Reproduce only the stretch of rows from the one containing "best-for-line: Athletes, —" through the one containing "price: Mid-range ($50-60) — [876, 569, 1016, 607]", changing "Budget" to "Economy" and leaving everything else unchanged.
— START Extracted material —
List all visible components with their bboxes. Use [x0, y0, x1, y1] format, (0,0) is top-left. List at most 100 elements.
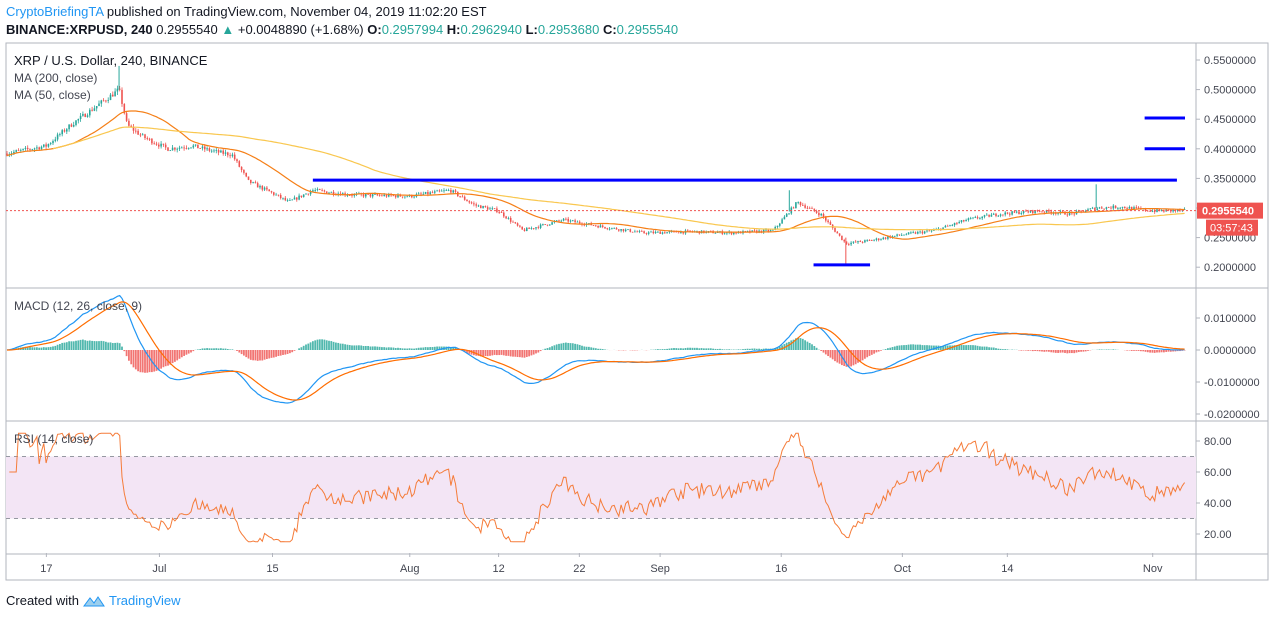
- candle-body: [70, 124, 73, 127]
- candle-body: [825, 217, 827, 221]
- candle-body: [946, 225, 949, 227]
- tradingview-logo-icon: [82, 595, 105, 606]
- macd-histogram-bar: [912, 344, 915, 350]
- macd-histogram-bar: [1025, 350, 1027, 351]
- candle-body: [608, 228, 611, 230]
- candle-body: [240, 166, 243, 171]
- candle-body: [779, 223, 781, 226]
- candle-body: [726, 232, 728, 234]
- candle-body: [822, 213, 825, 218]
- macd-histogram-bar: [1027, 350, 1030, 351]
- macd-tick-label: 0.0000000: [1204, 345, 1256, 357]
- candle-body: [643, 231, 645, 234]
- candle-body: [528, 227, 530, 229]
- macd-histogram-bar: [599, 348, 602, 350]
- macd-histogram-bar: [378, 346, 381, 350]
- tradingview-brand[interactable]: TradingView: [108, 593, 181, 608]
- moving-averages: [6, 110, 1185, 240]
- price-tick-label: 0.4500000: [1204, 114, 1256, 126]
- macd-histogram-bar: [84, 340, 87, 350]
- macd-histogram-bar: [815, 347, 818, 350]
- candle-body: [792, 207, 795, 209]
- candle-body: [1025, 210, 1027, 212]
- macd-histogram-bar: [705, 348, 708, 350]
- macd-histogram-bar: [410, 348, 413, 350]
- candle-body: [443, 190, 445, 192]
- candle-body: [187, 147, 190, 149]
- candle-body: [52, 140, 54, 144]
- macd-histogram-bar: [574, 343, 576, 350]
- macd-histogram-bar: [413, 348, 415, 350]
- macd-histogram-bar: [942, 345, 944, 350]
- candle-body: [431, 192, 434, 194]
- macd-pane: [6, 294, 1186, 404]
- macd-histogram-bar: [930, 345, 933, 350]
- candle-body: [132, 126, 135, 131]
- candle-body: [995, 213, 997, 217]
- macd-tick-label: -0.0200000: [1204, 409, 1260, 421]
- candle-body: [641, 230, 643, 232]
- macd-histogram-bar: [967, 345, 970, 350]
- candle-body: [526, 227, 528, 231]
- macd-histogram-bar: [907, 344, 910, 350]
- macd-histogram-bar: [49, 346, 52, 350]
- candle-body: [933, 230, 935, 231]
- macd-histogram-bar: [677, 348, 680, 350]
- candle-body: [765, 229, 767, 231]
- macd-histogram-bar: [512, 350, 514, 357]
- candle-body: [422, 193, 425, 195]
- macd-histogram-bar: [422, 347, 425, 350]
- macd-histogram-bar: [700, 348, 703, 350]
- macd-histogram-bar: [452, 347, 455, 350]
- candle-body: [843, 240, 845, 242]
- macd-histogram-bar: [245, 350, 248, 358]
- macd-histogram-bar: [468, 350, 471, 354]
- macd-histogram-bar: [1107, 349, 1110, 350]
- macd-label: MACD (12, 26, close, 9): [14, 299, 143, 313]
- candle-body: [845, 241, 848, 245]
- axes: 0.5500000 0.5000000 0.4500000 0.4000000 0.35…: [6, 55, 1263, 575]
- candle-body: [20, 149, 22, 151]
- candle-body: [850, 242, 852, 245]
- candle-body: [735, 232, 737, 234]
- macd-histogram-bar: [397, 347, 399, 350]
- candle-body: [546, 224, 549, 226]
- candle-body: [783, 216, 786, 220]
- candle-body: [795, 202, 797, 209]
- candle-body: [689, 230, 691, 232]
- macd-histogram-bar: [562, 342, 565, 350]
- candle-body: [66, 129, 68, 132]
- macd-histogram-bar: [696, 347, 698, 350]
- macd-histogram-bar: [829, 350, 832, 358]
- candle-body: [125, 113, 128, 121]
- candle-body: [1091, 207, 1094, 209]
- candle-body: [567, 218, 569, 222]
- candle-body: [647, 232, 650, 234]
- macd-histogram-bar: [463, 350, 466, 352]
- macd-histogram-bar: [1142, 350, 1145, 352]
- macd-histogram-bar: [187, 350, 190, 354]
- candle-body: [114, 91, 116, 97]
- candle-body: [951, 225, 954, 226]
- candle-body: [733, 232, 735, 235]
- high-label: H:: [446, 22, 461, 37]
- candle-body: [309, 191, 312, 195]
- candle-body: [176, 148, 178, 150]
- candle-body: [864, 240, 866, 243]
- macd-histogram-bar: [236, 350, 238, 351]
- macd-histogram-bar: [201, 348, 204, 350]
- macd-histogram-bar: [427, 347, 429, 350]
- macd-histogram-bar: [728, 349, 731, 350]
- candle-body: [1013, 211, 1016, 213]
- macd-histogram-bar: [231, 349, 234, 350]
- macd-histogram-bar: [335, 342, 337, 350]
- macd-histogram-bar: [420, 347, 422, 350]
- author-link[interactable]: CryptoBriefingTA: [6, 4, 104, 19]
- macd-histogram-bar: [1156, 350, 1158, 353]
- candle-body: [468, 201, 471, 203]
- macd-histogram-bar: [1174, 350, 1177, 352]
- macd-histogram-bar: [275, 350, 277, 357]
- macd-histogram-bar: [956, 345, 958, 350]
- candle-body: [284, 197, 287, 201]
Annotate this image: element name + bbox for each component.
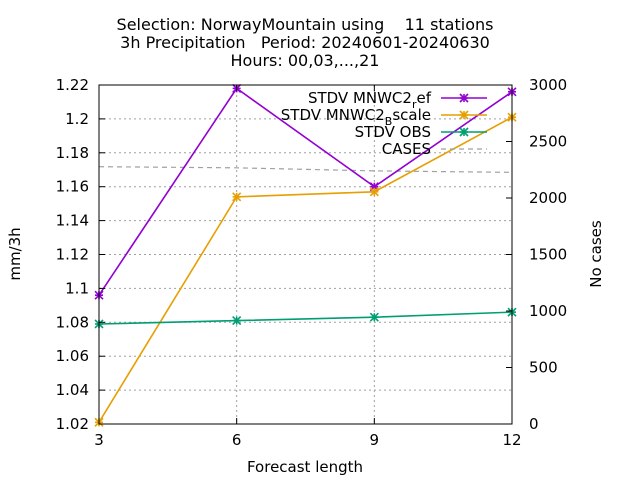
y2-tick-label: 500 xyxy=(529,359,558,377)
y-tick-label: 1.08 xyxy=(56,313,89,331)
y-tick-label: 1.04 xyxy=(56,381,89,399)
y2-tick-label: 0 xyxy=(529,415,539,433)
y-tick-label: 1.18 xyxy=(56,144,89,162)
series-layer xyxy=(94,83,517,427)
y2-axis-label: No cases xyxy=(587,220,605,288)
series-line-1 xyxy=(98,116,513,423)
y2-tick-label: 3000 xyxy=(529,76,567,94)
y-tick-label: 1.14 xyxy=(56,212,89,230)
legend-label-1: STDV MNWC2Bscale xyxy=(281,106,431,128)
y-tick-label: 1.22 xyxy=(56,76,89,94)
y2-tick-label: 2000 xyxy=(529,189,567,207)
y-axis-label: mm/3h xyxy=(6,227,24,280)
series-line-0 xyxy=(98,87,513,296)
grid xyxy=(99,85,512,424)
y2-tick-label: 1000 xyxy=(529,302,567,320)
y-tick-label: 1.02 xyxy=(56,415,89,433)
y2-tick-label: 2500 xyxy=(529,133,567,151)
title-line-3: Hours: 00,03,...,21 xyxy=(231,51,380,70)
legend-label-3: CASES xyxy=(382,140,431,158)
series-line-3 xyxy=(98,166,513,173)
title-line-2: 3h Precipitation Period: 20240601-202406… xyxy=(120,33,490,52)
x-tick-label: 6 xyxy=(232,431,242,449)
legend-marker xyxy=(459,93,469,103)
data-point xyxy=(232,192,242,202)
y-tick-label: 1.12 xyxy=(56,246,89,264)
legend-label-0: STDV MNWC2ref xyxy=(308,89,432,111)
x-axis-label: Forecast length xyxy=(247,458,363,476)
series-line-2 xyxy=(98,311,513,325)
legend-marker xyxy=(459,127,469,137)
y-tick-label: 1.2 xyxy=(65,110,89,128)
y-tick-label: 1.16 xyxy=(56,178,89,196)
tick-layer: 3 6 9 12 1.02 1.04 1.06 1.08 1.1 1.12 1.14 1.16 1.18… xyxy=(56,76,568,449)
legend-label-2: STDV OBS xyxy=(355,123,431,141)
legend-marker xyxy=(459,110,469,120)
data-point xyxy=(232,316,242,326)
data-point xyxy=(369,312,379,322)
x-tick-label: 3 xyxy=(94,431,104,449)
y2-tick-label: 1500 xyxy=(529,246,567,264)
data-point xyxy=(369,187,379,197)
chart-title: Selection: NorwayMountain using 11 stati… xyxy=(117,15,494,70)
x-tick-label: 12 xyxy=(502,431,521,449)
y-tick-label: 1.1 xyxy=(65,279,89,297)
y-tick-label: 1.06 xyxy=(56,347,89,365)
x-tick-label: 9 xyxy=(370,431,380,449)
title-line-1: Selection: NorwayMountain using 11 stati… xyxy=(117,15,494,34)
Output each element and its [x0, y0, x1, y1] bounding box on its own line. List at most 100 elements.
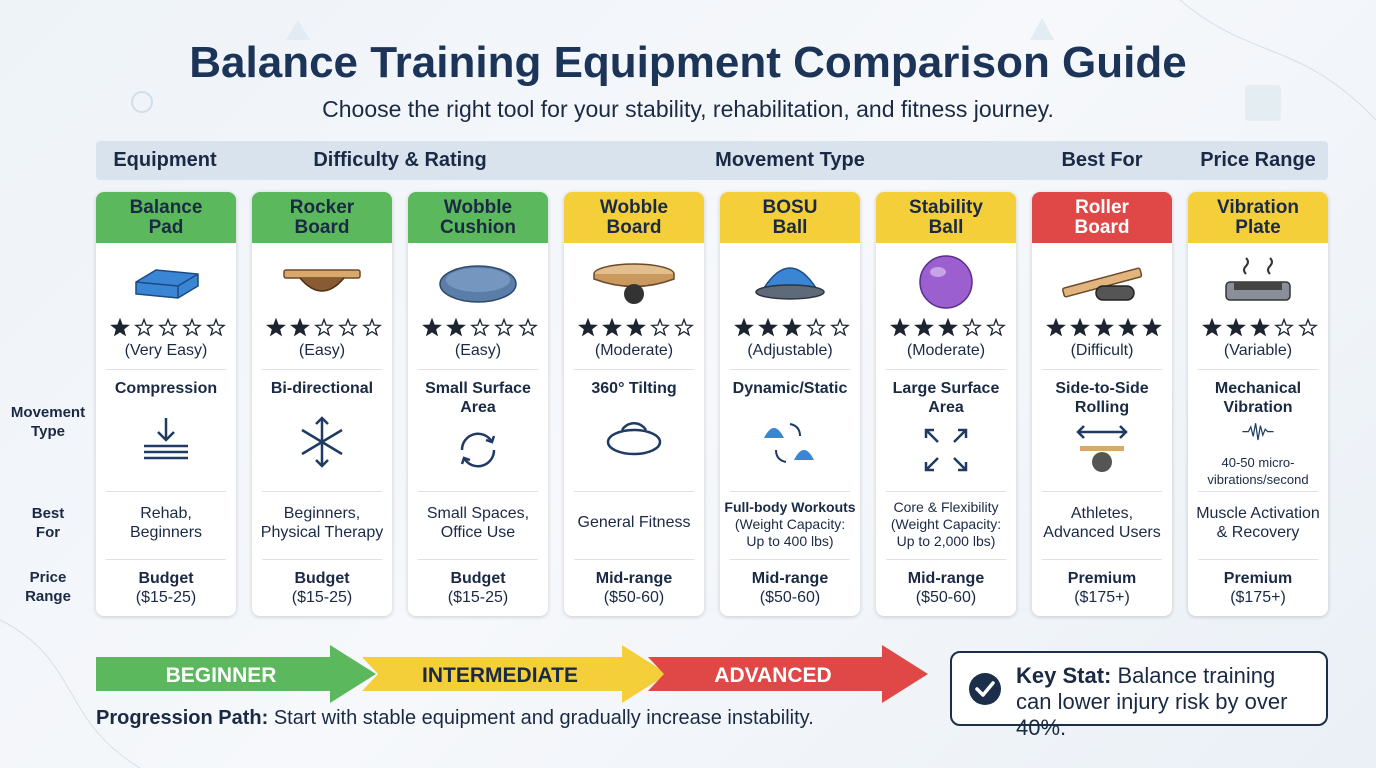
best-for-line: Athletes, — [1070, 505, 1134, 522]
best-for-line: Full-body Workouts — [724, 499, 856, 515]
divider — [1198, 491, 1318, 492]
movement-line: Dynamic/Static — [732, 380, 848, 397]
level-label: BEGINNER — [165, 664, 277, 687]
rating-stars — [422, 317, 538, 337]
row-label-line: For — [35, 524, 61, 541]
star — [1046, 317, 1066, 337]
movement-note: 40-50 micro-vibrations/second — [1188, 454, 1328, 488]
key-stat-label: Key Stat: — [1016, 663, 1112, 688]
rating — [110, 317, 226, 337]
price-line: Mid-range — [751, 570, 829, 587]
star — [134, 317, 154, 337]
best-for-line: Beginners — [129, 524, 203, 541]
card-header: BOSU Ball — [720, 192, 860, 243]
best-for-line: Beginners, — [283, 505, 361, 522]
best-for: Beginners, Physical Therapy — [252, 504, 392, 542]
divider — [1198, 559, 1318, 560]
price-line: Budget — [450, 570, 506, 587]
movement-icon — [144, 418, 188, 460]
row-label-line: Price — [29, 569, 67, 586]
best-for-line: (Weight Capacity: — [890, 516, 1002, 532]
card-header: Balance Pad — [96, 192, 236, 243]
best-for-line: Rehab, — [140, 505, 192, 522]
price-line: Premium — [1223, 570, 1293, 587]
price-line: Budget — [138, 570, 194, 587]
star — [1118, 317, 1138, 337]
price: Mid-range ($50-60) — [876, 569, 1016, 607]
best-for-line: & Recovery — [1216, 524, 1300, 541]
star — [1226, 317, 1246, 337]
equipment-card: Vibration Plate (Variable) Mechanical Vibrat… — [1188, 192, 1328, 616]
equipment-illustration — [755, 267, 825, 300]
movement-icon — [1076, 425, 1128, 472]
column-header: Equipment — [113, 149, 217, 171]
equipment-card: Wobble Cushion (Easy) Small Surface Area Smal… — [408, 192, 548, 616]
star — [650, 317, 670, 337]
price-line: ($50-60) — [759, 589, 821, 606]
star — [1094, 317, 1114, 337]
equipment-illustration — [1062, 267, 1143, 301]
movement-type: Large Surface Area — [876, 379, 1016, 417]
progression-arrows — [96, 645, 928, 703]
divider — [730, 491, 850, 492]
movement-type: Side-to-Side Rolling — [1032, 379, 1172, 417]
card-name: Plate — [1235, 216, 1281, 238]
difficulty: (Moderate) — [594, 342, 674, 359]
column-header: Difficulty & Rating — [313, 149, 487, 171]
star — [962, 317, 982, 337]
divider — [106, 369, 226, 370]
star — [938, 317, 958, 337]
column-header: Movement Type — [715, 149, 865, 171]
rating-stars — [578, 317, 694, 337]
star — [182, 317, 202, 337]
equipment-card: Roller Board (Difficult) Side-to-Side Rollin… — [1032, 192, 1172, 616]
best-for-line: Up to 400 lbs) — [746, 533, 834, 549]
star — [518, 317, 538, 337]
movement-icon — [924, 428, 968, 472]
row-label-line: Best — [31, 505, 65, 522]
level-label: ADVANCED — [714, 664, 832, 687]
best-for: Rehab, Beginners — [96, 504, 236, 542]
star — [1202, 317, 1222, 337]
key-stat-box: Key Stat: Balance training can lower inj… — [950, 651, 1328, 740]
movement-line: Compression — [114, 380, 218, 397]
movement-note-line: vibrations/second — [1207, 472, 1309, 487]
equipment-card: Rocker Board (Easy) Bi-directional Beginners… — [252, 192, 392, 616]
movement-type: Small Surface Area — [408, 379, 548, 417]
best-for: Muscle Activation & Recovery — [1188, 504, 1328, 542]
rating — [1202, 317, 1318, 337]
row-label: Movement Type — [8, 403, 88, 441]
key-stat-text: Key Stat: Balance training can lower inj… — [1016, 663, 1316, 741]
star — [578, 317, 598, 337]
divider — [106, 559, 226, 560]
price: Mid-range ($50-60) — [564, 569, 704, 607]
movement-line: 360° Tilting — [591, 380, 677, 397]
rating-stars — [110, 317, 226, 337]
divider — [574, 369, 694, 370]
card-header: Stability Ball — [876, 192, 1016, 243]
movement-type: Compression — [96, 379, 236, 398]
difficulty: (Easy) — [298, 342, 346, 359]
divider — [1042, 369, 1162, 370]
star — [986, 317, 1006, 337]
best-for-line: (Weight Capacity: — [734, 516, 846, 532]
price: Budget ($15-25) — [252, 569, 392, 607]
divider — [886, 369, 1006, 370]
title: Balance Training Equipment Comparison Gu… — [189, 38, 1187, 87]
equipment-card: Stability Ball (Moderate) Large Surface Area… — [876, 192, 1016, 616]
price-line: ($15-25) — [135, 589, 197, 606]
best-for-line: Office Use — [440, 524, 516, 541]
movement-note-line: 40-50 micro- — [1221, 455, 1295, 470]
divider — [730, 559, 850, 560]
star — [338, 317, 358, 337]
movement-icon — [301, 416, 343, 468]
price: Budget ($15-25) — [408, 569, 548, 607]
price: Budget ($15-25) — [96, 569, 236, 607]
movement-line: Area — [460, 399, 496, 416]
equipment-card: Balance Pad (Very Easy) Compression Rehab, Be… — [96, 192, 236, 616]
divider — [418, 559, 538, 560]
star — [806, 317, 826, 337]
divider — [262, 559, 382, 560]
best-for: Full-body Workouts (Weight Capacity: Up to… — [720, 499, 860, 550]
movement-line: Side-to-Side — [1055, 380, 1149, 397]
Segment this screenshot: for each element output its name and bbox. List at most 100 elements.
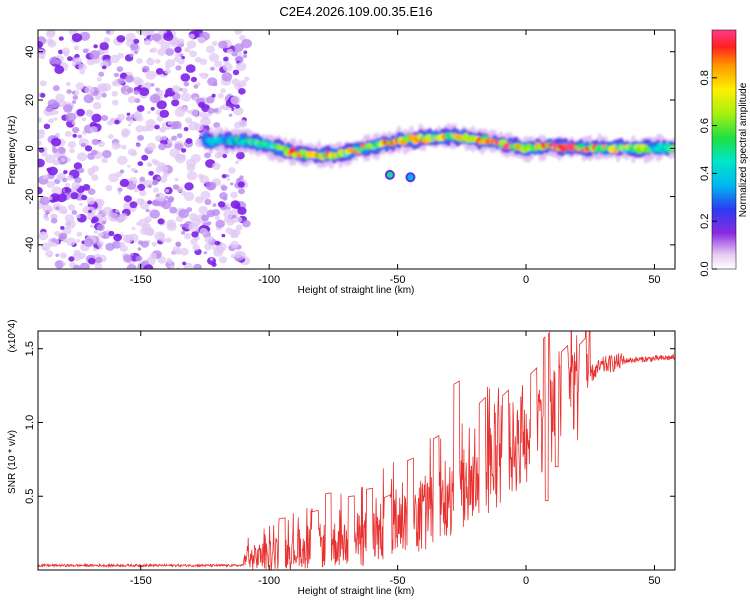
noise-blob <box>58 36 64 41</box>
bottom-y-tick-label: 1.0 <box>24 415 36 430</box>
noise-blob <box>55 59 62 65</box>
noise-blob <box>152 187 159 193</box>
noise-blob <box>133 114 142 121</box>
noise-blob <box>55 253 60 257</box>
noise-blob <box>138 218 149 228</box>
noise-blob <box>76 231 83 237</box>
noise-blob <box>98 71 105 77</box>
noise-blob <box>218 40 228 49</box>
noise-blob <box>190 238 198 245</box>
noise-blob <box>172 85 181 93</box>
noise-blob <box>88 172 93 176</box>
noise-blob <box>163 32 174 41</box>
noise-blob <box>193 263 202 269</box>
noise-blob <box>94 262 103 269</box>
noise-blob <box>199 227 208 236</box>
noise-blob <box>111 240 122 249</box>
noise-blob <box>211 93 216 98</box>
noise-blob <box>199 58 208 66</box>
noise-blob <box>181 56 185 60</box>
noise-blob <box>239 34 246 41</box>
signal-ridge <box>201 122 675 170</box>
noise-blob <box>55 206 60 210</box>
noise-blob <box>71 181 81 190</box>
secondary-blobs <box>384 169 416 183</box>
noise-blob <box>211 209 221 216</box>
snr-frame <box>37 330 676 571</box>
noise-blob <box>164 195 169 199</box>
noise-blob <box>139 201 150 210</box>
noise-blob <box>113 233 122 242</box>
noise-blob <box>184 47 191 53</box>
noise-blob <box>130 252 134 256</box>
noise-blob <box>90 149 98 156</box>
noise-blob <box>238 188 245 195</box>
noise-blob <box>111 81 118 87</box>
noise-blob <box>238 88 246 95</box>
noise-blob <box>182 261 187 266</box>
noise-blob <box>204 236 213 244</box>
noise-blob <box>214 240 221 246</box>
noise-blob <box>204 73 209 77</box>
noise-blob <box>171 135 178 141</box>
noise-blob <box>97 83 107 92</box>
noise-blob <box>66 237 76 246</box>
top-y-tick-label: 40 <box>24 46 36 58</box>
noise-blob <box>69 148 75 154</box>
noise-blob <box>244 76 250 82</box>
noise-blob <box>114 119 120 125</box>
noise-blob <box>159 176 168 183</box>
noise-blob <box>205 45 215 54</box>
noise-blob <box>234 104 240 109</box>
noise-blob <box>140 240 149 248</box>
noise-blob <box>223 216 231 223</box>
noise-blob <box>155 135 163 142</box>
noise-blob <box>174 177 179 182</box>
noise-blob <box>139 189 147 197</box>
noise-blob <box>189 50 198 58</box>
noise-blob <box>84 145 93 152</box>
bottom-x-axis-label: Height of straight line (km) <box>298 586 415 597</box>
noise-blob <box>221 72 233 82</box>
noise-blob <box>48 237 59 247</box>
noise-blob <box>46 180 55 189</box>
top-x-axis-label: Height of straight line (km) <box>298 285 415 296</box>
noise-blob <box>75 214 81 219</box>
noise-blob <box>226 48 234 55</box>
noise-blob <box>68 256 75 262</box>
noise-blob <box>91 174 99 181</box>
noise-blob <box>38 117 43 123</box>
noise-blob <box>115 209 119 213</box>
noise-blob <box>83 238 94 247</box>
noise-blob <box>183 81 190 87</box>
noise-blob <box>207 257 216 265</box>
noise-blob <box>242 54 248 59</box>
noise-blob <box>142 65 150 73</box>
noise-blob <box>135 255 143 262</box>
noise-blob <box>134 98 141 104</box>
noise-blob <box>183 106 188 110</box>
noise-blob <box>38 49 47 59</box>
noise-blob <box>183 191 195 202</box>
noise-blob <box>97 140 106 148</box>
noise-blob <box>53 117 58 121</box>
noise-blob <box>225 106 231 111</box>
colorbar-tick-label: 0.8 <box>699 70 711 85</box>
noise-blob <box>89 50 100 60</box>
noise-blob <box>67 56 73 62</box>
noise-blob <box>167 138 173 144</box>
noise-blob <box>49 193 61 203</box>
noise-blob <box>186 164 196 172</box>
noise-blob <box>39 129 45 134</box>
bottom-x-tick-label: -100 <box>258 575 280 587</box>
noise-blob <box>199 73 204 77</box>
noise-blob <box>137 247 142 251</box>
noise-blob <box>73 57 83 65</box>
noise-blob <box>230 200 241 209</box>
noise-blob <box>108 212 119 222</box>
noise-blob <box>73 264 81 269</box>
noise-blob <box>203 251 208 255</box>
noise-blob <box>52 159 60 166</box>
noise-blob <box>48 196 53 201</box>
— END Extracted material —
> **Exercise result**
best-for-line: Athletes, — [1070, 505, 1134, 522]
best-for-line: Full-body Workouts — [724, 499, 856, 515]
divider — [1198, 491, 1318, 492]
movement-line: Dynamic/Static — [732, 380, 848, 397]
level-label: BEGINNER — [165, 664, 277, 687]
rating-stars — [422, 317, 538, 337]
row-label-line: For — [35, 524, 61, 541]
star — [1046, 317, 1066, 337]
movement-note: 40-50 micro-vibrations/second — [1188, 454, 1328, 488]
key-stat-label: Key Stat: — [1016, 663, 1112, 688]
rating — [110, 317, 226, 337]
price-line: Mid-range — [751, 570, 829, 587]
star — [134, 317, 154, 337]
best-for-line: Beginners — [129, 524, 203, 541]
card-header: BOSU Ball — [720, 192, 860, 243]
best-for-line: Beginners, — [283, 505, 361, 522]
best-for: Beginners, Physical Therapy — [252, 504, 392, 542]
divider — [1198, 559, 1318, 560]
price-line: Economy — [450, 570, 506, 587]
movement-icon — [144, 418, 188, 460]
row-label-line: Price — [29, 569, 67, 586]
best-for-line: (Weight Capacity: — [890, 516, 1002, 532]
card-header: Balance Pad — [96, 192, 236, 243]
best-for-line: Rehab, — [140, 505, 192, 522]
price-line: Premium — [1223, 570, 1293, 587]
price-line: Economy — [138, 570, 194, 587]
star — [1118, 317, 1138, 337]
price: Mid-range ($50-60) — [876, 569, 1016, 607]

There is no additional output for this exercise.